◆ **Problem to work on**
Using the material below, work out how many lines contain the word "name". Reply with the number and nothing more.

◆ **Information provided**
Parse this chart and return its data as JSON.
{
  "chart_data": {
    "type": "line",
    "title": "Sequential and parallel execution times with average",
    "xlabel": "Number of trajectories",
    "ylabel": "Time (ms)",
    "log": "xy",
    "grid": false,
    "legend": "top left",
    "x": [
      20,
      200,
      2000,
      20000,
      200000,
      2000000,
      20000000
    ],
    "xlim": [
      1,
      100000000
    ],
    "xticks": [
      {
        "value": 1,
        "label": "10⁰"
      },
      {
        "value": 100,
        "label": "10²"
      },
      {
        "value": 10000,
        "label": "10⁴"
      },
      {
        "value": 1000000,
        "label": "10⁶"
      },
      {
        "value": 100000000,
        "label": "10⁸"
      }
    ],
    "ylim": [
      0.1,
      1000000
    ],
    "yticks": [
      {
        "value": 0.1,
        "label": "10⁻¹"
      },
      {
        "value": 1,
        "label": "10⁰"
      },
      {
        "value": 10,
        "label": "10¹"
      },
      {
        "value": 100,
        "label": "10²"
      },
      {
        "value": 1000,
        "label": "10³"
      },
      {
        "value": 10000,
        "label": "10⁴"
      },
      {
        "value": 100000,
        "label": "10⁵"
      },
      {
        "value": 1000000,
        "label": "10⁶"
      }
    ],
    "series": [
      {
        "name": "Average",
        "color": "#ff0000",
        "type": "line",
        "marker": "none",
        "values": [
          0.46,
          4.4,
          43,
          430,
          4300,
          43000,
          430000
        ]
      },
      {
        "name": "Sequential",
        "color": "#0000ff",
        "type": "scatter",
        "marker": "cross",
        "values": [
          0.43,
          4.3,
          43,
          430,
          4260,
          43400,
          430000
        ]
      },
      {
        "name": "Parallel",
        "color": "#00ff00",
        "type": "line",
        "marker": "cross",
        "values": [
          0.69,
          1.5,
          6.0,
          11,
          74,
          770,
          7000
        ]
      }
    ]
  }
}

◆ **Solution below**
3